■ **Problem statement**
From the listing below, pull each line that includes "your".

((

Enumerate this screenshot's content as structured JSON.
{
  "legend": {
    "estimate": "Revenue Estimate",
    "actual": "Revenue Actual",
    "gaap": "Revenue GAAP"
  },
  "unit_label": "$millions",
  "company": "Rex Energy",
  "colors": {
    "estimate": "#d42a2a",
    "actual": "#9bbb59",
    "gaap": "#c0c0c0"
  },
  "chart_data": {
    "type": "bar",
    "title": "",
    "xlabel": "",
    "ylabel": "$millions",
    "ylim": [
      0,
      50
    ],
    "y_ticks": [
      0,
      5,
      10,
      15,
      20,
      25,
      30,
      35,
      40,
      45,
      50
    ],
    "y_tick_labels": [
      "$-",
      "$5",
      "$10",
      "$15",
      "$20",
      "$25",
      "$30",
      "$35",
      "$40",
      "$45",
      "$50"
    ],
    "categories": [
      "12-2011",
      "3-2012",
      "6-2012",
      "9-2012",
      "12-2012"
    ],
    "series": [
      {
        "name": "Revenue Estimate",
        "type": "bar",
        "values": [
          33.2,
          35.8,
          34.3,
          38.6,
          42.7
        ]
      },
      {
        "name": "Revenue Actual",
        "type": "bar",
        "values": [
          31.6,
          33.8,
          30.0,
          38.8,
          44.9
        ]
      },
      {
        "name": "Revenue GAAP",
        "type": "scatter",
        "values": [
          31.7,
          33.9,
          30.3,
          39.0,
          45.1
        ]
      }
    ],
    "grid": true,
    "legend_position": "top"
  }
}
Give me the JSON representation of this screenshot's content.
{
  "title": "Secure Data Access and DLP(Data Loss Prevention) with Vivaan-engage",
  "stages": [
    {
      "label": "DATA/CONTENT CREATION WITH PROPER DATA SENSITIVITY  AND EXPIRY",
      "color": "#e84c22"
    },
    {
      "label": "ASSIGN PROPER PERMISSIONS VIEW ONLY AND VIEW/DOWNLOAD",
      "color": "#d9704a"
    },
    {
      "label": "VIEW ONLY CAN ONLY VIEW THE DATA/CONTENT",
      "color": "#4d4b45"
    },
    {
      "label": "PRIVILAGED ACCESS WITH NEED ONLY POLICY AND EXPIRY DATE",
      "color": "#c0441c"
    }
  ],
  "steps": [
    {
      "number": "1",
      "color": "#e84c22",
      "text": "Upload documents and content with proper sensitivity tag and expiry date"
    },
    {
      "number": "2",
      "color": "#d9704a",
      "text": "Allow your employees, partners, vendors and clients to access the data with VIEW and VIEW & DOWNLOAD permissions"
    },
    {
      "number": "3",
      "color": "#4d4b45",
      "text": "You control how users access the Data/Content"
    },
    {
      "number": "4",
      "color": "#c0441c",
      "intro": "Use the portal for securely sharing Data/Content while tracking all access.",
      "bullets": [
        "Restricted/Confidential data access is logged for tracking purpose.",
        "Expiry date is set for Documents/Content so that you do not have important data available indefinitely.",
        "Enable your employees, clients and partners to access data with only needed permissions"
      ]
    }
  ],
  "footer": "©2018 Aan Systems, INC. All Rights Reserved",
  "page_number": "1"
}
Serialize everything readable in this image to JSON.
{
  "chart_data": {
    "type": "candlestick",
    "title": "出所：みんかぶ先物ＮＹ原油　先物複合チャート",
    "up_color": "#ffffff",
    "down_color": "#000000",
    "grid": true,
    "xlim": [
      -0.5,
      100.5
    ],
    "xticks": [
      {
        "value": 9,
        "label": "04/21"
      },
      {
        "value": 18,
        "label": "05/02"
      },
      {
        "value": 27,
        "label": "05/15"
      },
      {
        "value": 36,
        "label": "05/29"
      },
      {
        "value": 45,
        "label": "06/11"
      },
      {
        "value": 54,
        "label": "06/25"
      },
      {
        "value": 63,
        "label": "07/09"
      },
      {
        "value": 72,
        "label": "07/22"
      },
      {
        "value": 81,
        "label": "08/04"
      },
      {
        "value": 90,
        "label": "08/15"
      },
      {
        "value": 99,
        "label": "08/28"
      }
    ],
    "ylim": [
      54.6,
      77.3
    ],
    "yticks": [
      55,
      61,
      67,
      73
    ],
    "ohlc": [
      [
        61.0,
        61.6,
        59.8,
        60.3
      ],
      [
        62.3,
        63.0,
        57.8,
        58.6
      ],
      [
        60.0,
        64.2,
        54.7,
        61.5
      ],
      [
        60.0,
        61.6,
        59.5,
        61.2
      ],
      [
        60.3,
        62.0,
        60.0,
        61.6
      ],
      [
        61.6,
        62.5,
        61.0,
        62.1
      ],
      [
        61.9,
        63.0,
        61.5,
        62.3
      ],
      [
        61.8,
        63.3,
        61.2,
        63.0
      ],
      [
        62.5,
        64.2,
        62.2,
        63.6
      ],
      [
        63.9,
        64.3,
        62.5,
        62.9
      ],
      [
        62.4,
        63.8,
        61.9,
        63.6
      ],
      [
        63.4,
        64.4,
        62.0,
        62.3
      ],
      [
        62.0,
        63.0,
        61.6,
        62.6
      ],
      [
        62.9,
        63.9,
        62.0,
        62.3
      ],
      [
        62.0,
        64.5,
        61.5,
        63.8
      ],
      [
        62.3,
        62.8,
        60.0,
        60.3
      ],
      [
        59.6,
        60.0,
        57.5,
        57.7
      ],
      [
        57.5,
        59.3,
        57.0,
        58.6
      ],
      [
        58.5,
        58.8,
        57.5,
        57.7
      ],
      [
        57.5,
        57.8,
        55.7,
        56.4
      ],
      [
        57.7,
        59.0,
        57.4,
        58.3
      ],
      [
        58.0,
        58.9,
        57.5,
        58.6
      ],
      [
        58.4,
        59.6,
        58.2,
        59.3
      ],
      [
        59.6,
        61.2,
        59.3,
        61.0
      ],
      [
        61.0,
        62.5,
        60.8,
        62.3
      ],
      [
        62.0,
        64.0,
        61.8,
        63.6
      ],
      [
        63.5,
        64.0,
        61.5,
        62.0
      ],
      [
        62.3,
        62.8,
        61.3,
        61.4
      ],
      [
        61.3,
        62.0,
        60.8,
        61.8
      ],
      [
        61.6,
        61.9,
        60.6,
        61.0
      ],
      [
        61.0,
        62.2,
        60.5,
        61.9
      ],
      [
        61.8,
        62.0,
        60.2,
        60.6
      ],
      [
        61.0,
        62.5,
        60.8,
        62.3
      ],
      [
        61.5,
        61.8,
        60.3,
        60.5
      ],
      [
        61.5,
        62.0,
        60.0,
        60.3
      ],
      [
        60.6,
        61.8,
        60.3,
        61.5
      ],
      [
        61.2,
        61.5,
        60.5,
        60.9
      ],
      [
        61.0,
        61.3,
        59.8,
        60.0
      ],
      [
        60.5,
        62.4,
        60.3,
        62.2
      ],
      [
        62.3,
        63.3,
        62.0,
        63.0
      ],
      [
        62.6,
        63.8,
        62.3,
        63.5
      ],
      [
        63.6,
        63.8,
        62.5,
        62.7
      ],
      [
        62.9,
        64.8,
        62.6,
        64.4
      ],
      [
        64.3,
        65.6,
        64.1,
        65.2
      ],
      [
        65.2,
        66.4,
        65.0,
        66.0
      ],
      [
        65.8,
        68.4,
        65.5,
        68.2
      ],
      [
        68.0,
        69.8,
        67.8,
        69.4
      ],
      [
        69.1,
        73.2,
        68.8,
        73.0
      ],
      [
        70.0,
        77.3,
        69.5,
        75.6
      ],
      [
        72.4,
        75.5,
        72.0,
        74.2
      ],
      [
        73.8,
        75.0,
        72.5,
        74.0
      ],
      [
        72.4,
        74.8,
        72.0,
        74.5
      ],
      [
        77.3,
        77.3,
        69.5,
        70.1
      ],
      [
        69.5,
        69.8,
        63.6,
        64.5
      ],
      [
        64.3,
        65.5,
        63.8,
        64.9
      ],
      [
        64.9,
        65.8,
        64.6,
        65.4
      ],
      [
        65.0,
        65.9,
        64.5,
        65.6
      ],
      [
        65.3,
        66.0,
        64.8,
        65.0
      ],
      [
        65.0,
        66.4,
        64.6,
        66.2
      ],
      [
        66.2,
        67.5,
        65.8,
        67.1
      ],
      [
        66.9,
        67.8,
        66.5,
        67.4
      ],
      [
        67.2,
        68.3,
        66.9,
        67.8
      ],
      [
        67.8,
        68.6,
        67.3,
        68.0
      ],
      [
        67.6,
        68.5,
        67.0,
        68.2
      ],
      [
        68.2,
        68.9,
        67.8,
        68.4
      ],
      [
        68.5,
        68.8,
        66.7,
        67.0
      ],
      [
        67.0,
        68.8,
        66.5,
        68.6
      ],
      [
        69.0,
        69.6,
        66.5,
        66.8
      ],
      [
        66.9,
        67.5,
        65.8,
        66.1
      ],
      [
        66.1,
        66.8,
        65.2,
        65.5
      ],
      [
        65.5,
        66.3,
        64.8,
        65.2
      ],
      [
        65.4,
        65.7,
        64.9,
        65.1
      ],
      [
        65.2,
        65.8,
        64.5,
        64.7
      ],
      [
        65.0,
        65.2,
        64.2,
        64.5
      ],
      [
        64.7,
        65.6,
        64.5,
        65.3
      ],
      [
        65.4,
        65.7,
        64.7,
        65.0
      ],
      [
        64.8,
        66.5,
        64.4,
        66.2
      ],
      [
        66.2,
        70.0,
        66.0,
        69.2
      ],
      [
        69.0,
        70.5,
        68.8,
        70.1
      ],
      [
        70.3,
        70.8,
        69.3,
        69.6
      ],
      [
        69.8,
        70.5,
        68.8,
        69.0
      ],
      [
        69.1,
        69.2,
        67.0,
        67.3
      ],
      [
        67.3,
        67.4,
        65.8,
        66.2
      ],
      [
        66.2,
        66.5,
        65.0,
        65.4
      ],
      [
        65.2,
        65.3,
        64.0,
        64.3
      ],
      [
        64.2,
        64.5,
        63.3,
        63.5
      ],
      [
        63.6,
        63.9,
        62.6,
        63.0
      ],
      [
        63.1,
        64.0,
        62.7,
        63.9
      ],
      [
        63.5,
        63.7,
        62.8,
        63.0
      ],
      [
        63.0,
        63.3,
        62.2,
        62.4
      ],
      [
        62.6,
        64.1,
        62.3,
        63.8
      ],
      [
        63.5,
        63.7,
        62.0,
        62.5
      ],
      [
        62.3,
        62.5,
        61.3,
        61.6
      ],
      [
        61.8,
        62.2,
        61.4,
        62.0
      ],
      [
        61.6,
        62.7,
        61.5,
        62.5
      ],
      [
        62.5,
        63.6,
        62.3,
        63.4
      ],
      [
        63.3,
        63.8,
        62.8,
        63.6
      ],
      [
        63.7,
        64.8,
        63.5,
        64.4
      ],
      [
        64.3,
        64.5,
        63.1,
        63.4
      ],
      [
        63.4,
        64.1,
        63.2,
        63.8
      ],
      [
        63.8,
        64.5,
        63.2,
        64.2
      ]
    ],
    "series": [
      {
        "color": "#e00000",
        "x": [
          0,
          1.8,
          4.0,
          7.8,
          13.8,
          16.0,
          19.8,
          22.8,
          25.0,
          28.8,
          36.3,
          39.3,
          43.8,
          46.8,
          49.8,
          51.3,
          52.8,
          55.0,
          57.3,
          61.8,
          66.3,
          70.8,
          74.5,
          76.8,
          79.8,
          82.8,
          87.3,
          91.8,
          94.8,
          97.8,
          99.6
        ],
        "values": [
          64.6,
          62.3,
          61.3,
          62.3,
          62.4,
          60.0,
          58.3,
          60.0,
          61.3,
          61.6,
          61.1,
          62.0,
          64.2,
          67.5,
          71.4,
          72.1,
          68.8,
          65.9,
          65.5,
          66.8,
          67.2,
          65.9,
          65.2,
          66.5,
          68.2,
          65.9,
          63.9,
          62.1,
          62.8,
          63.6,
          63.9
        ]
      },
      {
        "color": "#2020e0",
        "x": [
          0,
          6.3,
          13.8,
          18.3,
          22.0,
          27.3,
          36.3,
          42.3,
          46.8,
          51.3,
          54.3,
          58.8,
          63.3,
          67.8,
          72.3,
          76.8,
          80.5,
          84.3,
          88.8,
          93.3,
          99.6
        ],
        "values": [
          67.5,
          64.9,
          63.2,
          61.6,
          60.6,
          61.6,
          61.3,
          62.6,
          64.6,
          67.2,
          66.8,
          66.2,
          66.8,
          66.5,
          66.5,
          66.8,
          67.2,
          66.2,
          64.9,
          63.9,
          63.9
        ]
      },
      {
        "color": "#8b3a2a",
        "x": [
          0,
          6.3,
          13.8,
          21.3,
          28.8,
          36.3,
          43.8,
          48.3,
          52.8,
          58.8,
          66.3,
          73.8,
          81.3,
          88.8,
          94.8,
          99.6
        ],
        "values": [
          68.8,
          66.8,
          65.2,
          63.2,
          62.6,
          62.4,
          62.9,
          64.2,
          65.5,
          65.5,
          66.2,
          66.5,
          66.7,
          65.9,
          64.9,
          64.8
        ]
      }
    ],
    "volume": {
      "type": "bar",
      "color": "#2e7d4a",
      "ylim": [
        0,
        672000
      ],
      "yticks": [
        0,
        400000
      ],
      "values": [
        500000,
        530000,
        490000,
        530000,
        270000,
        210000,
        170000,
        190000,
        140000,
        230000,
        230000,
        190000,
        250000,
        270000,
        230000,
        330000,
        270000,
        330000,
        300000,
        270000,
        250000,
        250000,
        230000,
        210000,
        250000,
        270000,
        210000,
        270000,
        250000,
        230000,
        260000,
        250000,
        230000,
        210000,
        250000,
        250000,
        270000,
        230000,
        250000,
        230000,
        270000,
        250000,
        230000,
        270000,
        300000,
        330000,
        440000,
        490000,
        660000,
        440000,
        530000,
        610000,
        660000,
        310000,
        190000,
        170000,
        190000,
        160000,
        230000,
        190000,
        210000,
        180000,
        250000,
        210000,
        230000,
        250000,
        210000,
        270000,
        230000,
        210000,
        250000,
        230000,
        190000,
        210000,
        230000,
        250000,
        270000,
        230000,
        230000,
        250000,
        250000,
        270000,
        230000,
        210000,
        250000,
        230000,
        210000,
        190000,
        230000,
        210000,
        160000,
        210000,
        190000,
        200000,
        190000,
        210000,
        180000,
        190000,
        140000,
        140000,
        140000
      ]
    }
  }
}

))

■ **Result for this task**
      "text": "Allow your employees, partners, vendors and clients to access the data with VIEW and VIEW & DOWNLOAD permissions"
        "Enable your employees, clients and partners to access data with only needed permissions"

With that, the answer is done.